Prompt: Write out the whole listing again, exactly.

____________

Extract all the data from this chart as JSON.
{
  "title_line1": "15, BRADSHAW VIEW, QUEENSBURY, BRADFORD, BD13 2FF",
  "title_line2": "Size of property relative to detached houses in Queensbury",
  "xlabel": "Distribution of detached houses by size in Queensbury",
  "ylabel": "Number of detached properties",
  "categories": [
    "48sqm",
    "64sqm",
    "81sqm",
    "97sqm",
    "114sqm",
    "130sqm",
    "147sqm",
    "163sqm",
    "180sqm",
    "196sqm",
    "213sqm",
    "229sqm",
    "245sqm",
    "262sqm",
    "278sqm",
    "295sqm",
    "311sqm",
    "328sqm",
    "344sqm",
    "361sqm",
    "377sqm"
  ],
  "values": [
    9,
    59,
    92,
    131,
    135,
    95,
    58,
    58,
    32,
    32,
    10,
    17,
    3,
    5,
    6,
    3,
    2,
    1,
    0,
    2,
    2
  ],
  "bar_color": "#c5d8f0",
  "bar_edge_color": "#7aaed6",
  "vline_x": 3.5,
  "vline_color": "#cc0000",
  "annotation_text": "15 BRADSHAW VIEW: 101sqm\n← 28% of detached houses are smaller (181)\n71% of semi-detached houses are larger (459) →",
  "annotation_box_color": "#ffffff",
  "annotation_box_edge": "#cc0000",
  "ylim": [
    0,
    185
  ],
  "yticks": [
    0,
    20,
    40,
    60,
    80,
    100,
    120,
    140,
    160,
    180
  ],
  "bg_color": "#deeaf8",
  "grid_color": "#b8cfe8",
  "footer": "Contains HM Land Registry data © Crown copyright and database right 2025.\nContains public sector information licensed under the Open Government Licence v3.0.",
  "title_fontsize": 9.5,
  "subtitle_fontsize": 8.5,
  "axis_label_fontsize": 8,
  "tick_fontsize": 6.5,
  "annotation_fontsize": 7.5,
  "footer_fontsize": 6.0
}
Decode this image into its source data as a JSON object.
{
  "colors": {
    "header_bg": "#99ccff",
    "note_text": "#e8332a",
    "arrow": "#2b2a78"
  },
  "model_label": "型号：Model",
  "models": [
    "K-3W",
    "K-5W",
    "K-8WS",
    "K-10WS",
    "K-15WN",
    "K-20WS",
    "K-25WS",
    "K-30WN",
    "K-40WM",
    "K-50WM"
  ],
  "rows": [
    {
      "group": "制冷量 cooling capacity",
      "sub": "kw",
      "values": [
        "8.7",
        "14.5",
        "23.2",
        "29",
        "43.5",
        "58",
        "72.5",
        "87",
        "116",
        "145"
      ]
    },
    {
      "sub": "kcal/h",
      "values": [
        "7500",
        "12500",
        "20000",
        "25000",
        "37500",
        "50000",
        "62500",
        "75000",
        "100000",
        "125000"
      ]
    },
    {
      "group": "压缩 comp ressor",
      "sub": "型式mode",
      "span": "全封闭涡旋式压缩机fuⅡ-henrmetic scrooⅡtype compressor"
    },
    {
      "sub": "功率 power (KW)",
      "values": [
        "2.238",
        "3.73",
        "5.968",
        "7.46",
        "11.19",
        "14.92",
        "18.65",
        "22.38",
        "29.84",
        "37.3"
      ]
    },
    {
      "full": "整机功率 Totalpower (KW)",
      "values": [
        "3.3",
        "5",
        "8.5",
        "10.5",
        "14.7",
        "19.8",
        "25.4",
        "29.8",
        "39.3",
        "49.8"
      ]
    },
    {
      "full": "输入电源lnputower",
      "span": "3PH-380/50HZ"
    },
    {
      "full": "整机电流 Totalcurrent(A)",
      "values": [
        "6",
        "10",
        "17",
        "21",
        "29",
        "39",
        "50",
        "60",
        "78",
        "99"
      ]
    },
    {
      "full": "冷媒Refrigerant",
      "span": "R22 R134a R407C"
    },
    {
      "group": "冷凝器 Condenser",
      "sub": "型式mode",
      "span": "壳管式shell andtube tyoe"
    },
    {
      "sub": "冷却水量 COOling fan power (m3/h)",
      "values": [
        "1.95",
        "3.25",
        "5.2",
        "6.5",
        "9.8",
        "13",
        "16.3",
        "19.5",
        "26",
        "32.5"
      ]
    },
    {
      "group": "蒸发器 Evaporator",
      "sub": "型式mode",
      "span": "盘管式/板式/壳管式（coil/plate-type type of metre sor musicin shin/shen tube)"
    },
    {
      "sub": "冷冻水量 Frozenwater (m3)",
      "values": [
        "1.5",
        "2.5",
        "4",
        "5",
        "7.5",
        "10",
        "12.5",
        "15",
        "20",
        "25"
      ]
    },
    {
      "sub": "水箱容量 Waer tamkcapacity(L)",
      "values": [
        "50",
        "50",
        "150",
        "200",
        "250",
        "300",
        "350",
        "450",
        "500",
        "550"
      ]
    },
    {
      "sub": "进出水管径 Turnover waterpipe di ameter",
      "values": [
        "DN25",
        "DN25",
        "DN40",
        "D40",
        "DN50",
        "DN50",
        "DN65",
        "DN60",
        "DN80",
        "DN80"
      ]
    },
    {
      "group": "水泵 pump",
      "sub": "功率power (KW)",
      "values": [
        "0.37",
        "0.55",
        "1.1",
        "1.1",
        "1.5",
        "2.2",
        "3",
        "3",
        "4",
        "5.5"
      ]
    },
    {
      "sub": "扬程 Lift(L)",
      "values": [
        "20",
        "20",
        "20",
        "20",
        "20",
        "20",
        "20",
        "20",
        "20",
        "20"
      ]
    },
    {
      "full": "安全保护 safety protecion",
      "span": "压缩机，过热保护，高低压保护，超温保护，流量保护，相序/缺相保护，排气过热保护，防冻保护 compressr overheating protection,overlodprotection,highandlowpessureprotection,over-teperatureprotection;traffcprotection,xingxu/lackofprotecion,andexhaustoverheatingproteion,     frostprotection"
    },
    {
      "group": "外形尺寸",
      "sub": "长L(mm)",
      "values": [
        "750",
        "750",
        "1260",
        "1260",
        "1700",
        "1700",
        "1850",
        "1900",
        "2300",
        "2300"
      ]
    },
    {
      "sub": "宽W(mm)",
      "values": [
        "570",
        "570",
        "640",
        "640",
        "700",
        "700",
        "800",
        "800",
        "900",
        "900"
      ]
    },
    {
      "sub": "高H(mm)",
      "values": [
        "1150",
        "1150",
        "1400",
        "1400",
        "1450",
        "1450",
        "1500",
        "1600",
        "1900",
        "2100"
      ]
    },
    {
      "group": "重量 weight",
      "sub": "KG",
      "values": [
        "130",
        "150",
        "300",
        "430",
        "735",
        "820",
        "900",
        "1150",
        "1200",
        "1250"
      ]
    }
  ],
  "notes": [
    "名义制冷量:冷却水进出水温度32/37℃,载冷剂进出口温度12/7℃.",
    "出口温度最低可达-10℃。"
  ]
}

____________

Response for this exercise:
Extract all the data from this chart as JSON.
{
  "title_line1": "15, BRADSHAW VIEW, QUEENSBURY, BRADFORD, BD13 2FF",
  "title_line2": "Size of property relative to detached houses in Queensbury",
  "xlabel": "Distribution of detached houses by size in Queensbury",
  "ylabel": "Number of detached properties",
  "categories": [
    "48sqm",
    "64sqm",
    "81sqm",
    "97sqm",
    "114sqm",
    "130sqm",
    "147sqm",
    "163sqm",
    "180sqm",
    "196sqm",
    "213sqm",
    "229sqm",
    "245sqm",
    "262sqm",
    "278sqm",
    "295sqm",
    "311sqm",
    "328sqm",
    "344sqm",
    "361sqm",
    "377sqm"
  ],
  "values": [
    9,
    59,
    92,
    131,
    135,
    95,
    58,
    58,
    32,
    32,
    10,
    17,
    3,
    5,
    6,
    3,
    2,
    1,
    0,
    2,
    2
  ],
  "bar_color": "#c5d8f0",
  "bar_edge_color": "#7aaed6",
  "vline_x": 3.5,
  "vline_color": "#cc0000",
  "annotation_text": "15 BRADSHAW VIEW: 101sqm\n← 28% of detached houses are smaller (181)\n71% of semi-detached houses are larger (459) →",
  "annotation_box_color": "#ffffff",
  "annotation_box_edge": "#cc0000",
  "ylim": [
    0,
    185
  ],
  "yticks": [
    0,
    20,
    40,
    60,
    80,
    100,
    120,
    140,
    160,
    180
  ],
  "bg_color": "#deeaf8",
  "grid_color": "#b8cfe8",
  "footer": "Contains HM Land Registry data © Crown copyright and database right 2025.\nContains public sector information licensed under the Open Government Licence v3.0.",
  "title_fontsize": 9.5,
  "subtitle_fontsize": 8.5,
  "axis_label_fontsize": 8,
  "tick_fontsize": 6.5,
  "annotation_fontsize": 7.5,
  "footer_fontsize": 6.0
}
Decode this image into its source data as a JSON object.
{
  "colors": {
    "header_bg": "#99ccff",
    "note_text": "#e8332a",
    "arrow": "#2b2a78"
  },
  "model_label": "型号：Model",
  "models": [
    "K-3W",
    "K-5W",
    "K-8WS",
    "K-10WS",
    "K-15WN",
    "K-20WS",
    "K-25WS",
    "K-30WN",
    "K-40WM",
    "K-50WM"
  ],
  "rows": [
    {
      "group": "制冷量 cooling capacity",
      "sub": "kw",
      "values": [
        "8.7",
        "14.5",
        "23.2",
        "29",
        "43.5",
        "58",
        "72.5",
        "87",
        "116",
        "145"
      ]
    },
    {
      "sub": "kcal/h",
      "values": [
        "7500",
        "12500",
        "20000",
        "25000",
        "37500",
        "50000",
        "62500",
        "75000",
        "100000",
        "125000"
      ]
    },
    {
      "group": "压缩 comp ressor",
      "sub": "型式mode",
      "span": "全封闭涡旋式压缩机fuⅡ-henrmetic scrooⅡtype compressor"
    },
    {
      "sub": "功率 power (KW)",
      "values": [
        "2.238",
        "3.73",
        "5.968",
        "7.46",
        "11.19",
        "14.92",
        "18.65",
        "22.38",
        "29.84",
        "37.3"
      ]
    },
    {
      "full": "整机功率 Totalpower (KW)",
      "values": [
        "3.3",
        "5",
        "8.5",
        "10.5",
        "14.7",
        "19.8",
        "25.4",
        "29.8",
        "39.3",
        "49.8"
      ]
    },
    {
      "full": "输入电源lnputower",
      "span": "3PH-380/50HZ"
    },
    {
      "full": "整机电流 Totalcurrent(A)",
      "values": [
        "6",
        "10",
        "17",
        "21",
        "29",
        "39",
        "50",
        "60",
        "78",
        "99"
      ]
    },
    {
      "full": "冷媒Refrigerant",
      "span": "R22 R134a R407C"
    },
    {
      "group": "冷凝器 Condenser",
      "sub": "型式mode",
      "span": "壳管式shell andtube tyoe"
    },
    {
      "sub": "冷却水量 COOling fan power (m3/h)",
      "values": [
        "1.95",
        "3.25",
        "5.2",
        "6.5",
        "9.8",
        "13",
        "16.3",
        "19.5",
        "26",
        "32.5"
      ]
    },
    {
      "group": "蒸发器 Evaporator",
      "sub": "型式mode",
      "span": "盘管式/板式/壳管式（coil/plate-type type of metre sor musicin shin/shen tube)"
    },
    {
      "sub": "冷冻水量 Frozenwater (m3)",
      "values": [
        "1.5",
        "2.5",
        "4",
        "5",
        "7.5",
        "10",
        "12.5",
        "15",
        "20",
        "25"
      ]
    },
    {
      "sub": "水箱容量 Waer tamkcapacity(L)",
      "values": [
        "50",
        "50",
        "150",
        "200",
        "250",
        "300",
        "350",
        "450",
        "500",
        "550"
      ]
    },
    {
      "sub": "进出水管径 Turnover waterpipe di ameter",
      "values": [
        "DN25",
        "DN25",
        "DN40",
        "D40",
        "DN50",
        "DN50",
        "DN65",
        "DN60",
        "DN80",
        "DN80"
      ]
    },
    {
      "group": "水泵 pump",
      "sub": "功率power (KW)",
      "values": [
        "0.37",
        "0.55",
        "1.1",
        "1.1",
        "1.5",
        "2.2",
        "3",
        "3",
        "4",
        "5.5"
      ]
    },
    {
      "sub": "扬程 Lift(L)",
      "values": [
        "20",
        "20",
        "20",
        "20",
        "20",
        "20",
        "20",
        "20",
        "20",
        "20"
      ]
    },
    {
      "full": "安全保护 safety protecion",
      "span": "压缩机，过热保护，高低压保护，超温保护，流量保护，相序/缺相保护，排气过热保护，防冻保护 compressr overheating protection,overlodprotection,highandlowpessureprotection,over-teperatureprotection;traffcprotection,xingxu/lackofprotecion,andexhaustoverheatingproteion,     frostprotection"
    },
    {
      "group": "外形尺寸",
      "sub": "长L(mm)",
      "values": [
        "750",
        "750",
        "1260",
        "1260",
        "1700",
        "1700",
        "1850",
        "1900",
        "2300",
        "2300"
      ]
    },
    {
      "sub": "宽W(mm)",
      "values": [
        "570",
        "570",
        "640",
        "640",
        "700",
        "700",
        "800",
        "800",
        "900",
        "900"
      ]
    },
    {
      "sub": "高H(mm)",
      "values": [
        "1150",
        "1150",
        "1400",
        "1400",
        "1450",
        "1450",
        "1500",
        "1600",
        "1900",
        "2100"
      ]
    },
    {
      "group": "重量 weight",
      "sub": "KG",
      "values": [
        "130",
        "150",
        "300",
        "430",
        "735",
        "820",
        "900",
        "1150",
        "1200",
        "1250"
      ]
    }
  ],
  "notes": [
    "名义制冷量:冷却水进出水温度32/37℃,载冷剂进出口温度12/7℃.",
    "出口温度最低可达-10℃。"
  ]
}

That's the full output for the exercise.